Comb the records below for the string "much" and copy each line where it turns up.

==========

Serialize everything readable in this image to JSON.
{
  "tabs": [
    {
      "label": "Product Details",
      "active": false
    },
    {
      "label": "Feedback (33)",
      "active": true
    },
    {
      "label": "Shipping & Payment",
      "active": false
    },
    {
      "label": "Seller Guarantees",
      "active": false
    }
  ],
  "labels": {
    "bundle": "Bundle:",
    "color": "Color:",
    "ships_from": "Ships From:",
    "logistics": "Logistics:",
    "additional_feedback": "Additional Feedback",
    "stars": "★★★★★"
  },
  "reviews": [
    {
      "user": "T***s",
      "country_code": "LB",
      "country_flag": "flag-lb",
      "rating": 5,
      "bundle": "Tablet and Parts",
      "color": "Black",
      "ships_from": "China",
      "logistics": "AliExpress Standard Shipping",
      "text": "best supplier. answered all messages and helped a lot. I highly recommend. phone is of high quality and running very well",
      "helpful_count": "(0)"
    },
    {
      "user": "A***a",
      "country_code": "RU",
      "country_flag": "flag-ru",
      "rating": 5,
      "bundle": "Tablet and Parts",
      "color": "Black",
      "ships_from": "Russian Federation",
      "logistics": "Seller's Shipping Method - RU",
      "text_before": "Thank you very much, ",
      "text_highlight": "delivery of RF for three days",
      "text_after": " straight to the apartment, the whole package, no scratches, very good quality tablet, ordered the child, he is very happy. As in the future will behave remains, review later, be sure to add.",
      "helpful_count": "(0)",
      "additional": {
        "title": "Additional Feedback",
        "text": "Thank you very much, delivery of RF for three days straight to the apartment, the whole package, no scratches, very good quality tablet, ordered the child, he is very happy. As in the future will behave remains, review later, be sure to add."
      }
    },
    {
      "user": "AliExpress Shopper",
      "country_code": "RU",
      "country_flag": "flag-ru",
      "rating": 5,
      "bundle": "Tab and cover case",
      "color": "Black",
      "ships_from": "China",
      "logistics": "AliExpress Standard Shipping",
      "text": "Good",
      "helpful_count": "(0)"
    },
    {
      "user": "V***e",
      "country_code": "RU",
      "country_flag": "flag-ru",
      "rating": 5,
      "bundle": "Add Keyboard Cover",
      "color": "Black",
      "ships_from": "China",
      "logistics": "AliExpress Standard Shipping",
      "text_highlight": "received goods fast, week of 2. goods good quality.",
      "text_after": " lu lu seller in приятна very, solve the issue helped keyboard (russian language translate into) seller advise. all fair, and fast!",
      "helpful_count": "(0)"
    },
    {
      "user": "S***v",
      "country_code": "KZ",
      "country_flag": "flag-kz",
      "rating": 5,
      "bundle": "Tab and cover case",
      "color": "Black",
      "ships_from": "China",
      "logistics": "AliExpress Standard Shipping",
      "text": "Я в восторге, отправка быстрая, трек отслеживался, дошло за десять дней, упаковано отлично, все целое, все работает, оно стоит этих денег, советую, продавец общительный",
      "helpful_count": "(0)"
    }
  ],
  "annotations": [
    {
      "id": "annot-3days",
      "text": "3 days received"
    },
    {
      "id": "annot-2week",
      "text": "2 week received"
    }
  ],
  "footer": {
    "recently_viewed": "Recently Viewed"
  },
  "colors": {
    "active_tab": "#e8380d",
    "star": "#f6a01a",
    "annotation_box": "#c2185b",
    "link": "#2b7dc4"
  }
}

==========

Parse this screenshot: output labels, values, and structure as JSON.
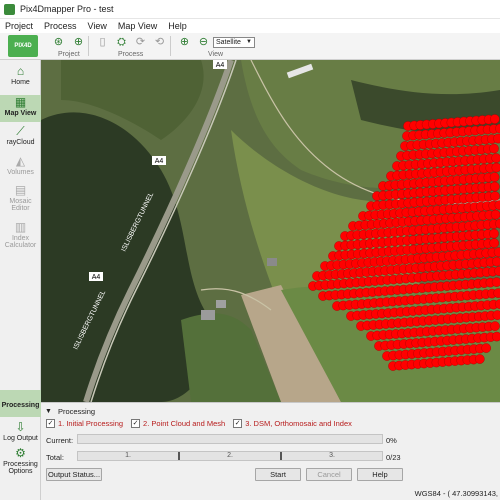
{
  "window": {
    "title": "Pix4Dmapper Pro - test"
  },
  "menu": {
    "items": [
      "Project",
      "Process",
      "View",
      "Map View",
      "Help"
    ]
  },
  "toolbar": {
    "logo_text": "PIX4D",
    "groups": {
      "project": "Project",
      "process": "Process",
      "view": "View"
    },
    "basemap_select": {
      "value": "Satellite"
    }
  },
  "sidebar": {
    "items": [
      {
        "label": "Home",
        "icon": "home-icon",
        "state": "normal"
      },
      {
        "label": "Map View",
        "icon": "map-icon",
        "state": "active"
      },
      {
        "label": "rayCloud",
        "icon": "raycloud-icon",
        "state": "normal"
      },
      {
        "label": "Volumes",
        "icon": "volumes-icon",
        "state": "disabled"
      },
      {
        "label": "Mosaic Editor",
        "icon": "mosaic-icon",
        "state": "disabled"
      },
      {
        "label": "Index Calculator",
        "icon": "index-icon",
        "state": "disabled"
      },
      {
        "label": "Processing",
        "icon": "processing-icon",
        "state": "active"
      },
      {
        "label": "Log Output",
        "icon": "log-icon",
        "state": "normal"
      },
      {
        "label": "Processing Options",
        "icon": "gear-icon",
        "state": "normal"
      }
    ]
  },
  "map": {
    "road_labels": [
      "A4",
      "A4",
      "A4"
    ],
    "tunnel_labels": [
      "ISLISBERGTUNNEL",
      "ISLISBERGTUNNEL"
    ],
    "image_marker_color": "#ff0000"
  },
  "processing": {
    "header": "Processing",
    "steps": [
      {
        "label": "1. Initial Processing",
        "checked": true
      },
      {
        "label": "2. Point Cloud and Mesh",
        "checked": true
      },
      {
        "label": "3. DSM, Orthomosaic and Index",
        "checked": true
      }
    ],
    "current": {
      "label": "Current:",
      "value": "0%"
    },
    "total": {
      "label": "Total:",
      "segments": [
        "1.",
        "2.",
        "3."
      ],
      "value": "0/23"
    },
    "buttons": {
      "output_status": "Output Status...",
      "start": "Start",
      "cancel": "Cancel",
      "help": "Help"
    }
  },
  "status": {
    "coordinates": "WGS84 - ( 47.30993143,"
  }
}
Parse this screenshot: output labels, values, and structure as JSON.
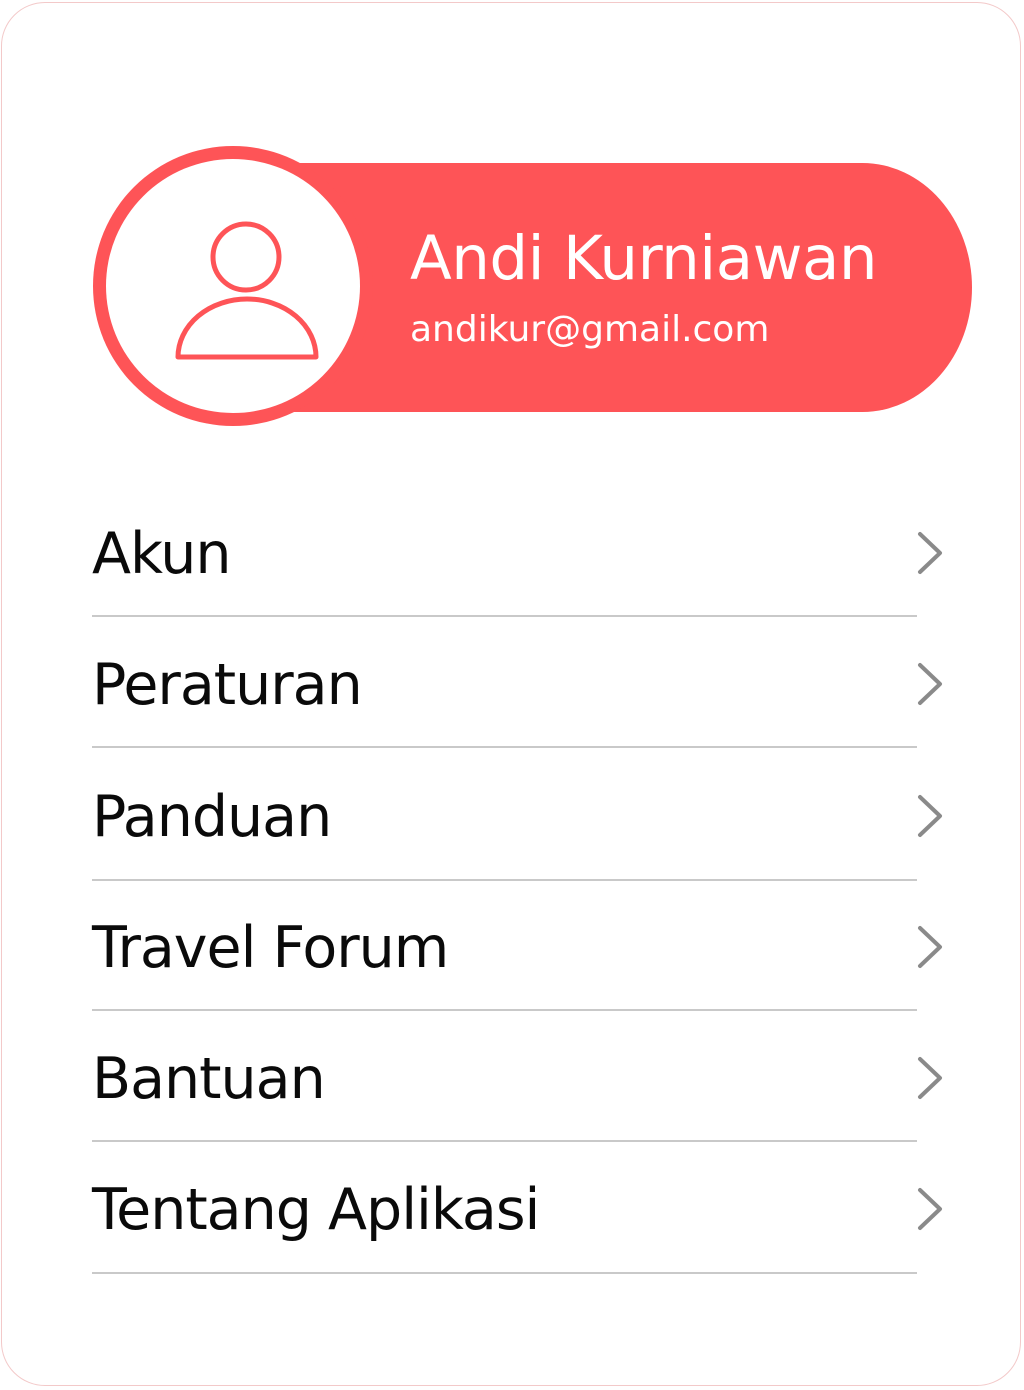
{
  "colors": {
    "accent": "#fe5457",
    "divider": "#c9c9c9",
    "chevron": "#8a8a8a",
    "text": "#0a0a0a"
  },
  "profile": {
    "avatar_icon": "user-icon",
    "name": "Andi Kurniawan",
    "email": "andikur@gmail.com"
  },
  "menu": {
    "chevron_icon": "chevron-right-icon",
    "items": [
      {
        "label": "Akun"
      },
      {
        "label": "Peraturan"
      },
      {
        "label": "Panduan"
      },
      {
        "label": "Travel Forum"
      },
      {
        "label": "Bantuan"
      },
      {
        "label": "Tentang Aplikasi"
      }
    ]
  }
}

==========

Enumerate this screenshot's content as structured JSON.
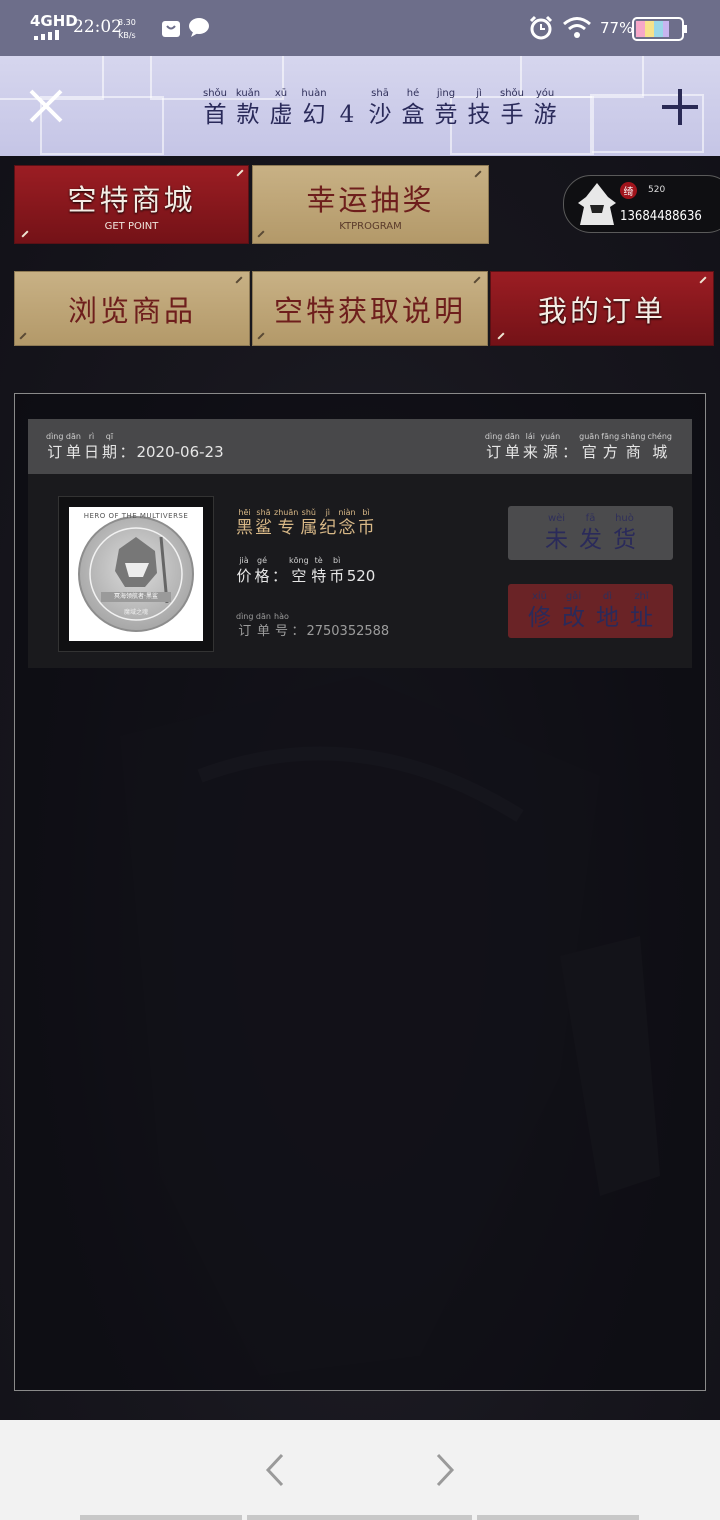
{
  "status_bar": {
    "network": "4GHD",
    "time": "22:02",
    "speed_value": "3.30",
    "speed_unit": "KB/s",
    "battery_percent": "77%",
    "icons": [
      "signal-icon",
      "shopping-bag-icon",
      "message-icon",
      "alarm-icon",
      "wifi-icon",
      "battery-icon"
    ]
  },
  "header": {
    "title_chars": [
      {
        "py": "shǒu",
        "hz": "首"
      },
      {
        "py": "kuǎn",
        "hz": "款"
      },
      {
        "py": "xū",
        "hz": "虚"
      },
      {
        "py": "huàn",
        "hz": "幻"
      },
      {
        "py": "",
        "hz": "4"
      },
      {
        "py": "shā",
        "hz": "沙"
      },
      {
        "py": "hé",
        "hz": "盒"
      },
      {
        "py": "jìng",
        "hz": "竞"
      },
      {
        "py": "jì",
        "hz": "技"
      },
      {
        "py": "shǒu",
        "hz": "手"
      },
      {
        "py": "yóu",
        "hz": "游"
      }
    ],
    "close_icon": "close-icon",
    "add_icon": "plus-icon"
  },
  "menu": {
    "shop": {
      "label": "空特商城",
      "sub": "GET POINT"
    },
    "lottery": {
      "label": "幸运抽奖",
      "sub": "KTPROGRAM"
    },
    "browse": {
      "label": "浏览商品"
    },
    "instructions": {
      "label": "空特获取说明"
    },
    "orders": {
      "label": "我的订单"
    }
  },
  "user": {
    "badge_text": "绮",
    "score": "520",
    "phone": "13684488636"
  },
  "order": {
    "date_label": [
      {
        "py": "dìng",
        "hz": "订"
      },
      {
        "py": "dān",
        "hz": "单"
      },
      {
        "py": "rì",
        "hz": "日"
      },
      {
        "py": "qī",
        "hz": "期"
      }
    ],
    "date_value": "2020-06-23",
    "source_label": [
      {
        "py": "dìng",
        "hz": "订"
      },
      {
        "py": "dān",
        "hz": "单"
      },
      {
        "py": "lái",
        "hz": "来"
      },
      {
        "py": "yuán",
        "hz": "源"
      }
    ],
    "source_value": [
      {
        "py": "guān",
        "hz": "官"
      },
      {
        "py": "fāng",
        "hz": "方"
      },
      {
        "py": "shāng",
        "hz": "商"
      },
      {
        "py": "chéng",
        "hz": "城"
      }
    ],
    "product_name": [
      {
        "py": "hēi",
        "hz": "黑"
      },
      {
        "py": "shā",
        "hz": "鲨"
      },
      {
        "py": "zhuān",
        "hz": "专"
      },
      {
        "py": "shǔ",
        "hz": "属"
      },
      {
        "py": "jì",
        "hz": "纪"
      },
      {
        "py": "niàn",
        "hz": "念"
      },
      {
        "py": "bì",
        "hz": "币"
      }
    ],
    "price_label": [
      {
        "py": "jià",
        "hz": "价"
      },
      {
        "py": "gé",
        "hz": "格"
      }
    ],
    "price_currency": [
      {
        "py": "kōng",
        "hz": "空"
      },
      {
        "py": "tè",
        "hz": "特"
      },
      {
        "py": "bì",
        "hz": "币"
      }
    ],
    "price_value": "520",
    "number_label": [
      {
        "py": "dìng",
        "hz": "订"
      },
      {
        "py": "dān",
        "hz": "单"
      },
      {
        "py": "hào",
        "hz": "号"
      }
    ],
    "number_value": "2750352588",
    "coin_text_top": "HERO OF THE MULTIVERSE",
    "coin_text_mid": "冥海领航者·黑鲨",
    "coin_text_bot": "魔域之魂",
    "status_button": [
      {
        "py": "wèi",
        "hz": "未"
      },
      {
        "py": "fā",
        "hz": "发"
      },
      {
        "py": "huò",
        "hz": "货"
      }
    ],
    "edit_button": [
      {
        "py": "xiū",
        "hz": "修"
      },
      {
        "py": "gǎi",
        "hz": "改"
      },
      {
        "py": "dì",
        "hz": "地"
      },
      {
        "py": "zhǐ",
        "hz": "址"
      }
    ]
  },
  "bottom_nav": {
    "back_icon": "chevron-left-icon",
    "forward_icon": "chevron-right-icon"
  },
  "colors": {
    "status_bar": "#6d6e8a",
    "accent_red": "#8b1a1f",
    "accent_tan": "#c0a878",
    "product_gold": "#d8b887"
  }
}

==========

*COMPLETED TASK*
      "text_before": "Thank you very much, ",
        "text": "Thank you very much, delivery of RF for three days straight to the apartment, the whole package, no scratches, very good quality tablet, ordered the child, he is very happy. As in the future will behave remains, review later, be sure to add."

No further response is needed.